WHAT YOU SHOULD DO →
Extract the entries in their exact form.

[Start DATASET CONTENT]

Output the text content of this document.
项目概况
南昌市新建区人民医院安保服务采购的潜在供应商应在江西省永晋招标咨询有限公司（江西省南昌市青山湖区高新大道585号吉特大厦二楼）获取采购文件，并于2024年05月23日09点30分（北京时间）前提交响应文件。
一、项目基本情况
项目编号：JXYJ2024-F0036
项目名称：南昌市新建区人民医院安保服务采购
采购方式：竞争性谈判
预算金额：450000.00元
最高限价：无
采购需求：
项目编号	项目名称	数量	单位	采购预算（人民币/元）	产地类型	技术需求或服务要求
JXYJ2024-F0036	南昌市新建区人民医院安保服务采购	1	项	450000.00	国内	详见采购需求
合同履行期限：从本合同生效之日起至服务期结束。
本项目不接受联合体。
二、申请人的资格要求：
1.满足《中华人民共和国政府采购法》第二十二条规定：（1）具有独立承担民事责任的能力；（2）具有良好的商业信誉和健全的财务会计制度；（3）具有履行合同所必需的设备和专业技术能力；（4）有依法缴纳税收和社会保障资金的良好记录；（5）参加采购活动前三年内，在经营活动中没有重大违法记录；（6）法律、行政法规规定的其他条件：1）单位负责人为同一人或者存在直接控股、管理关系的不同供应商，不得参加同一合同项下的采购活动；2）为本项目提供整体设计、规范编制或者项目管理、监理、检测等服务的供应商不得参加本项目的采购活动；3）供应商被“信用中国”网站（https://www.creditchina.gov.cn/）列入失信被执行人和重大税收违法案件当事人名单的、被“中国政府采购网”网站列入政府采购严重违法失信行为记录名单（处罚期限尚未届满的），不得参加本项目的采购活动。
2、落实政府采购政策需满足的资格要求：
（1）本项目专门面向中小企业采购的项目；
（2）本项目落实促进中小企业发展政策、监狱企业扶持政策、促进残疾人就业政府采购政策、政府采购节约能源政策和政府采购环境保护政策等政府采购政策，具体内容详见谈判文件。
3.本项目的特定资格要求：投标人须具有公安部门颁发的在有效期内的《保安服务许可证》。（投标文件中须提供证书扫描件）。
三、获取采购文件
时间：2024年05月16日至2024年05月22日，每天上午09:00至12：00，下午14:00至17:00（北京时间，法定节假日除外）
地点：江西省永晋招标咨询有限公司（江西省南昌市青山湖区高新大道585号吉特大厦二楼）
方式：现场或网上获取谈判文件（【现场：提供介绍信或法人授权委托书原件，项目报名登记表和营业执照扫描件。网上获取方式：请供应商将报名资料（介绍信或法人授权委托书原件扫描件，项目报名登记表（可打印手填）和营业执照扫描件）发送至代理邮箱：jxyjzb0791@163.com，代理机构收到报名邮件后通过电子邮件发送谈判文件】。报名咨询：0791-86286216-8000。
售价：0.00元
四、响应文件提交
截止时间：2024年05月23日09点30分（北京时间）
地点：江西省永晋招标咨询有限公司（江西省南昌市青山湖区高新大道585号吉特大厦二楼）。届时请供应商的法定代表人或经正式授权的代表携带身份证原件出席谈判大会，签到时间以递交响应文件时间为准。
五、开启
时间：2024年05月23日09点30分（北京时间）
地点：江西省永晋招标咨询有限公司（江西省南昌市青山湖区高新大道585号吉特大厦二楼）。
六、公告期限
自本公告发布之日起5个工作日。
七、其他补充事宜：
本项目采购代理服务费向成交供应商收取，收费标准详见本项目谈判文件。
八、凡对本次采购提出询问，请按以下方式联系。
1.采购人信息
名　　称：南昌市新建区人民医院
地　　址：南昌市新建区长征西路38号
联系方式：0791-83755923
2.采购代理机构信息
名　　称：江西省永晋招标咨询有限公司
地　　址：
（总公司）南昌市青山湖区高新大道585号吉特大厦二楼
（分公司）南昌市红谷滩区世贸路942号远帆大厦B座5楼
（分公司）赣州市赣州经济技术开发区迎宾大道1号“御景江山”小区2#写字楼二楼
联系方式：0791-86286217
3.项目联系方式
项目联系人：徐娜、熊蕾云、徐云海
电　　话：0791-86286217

[End DATASET CONTENT]

EXERCISE RESPONSE →
Output the text content of this document.
项目概况
南昌市新建区人民医院安保服务采购的潜在供应商应在江西省永晋招标咨询有限公司（江西省南昌市青山湖区高新大道585号吉特大厦二楼）获取采购文件，并于2024年05月23日09点30分（北京时间）前提交响应文件。
一、项目基本情况
项目编号：JXYJ2024-F0036
项目名称：南昌市新建区人民医院安保服务采购
采购方式：竞争性谈判
预算金额：450000.00元
最高限价：无
采购需求：
项目编号	项目名称	数量	单位	采购预算（人民币/元）	产地类型	技术需求或服务要求
JXYJ2024-F0036	南昌市新建区人民医院安保服务采购	1	项	450000.00	国内	详见采购需求
合同履行期限：从本合同生效之日起至服务期结束。
本项目不接受联合体。
二、申请人的资格要求：
1.满足《中华人民共和国政府采购法》第二十二条规定：（1）具有独立承担民事责任的能力；（2）具有良好的商业信誉和健全的财务会计制度；（3）具有履行合同所必需的设备和专业技术能力；（4）有依法缴纳税收和社会保障资金的良好记录；（5）参加采购活动前三年内，在经营活动中没有重大违法记录；（6）法律、行政法规规定的其他条件：1）单位负责人为同一人或者存在直接控股、管理关系的不同供应商，不得参加同一合同项下的采购活动；2）为本项目提供整体设计、规范编制或者项目管理、监理、检测等服务的供应商不得参加本项目的采购活动；3）供应商被“信用中国”网站（https://www.creditchina.gov.cn/）列入失信被执行人和重大税收违法案件当事人名单的、被“中国政府采购网”网站列入政府采购严重违法失信行为记录名单（处罚期限尚未届满的），不得参加本项目的采购活动。
2、落实政府采购政策需满足的资格要求：
（1）本项目专门面向中小企业采购的项目；
（2）本项目落实促进中小企业发展政策、监狱企业扶持政策、促进残疾人就业政府采购政策、政府采购节约能源政策和政府采购环境保护政策等政府采购政策，具体内容详见谈判文件。
3.本项目的特定资格要求：投标人须具有公安部门颁发的在有效期内的《保安服务许可证》。（投标文件中须提供证书扫描件）。
三、获取采购文件
时间：2024年05月16日至2024年05月22日，每天上午09:00至12：00，下午14:00至17:00（北京时间，法定节假日除外）
地点：江西省永晋招标咨询有限公司（江西省南昌市青山湖区高新大道585号吉特大厦二楼）
方式：现场或网上获取谈判文件（【现场：提供介绍信或法人授权委托书原件，项目报名登记表和营业执照扫描件。网上获取方式：请供应商将报名资料（介绍信或法人授权委托书原件扫描件，项目报名登记表（可打印手填）和营业执照扫描件）发送至代理邮箱：jxyjzb0791@163.com，代理机构收到报名邮件后通过电子邮件发送谈判文件】。报名咨询：0791-86286216-8000。
售价：0.00元
四、响应文件提交
截止时间：2024年05月23日09点30分（北京时间）
地点：江西省永晋招标咨询有限公司（江西省南昌市青山湖区高新大道585号吉特大厦二楼）。届时请供应商的法定代表人或经正式授权的代表携带身份证原件出席谈判大会，签到时间以递交响应文件时间为准。
五、开启
时间：2024年05月23日09点30分（北京时间）
地点：江西省永晋招标咨询有限公司（江西省南昌市青山湖区高新大道585号吉特大厦二楼）。
六、公告期限
自本公告发布之日起5个工作日。
七、其他补充事宜：
本项目采购代理服务费向成交供应商收取，收费标准详见本项目谈判文件。
八、凡对本次采购提出询问，请按以下方式联系。
1.采购人信息
名　　称：南昌市新建区人民医院
地　　址：南昌市新建区长征西路38号
联系方式：0791-83755923
2.采购代理机构信息
名　　称：江西省永晋招标咨询有限公司
地　　址：
（总公司）南昌市青山湖区高新大道585号吉特大厦二楼
（分公司）南昌市红谷滩区世贸路942号远帆大厦B座5楼
（分公司）赣州市赣州经济技术开发区迎宾大道1号“御景江山”小区2#写字楼二楼
联系方式：0791-86286217
3.项目联系方式
项目联系人：徐娜、熊蕾云、徐云海
电　　话：0791-86286217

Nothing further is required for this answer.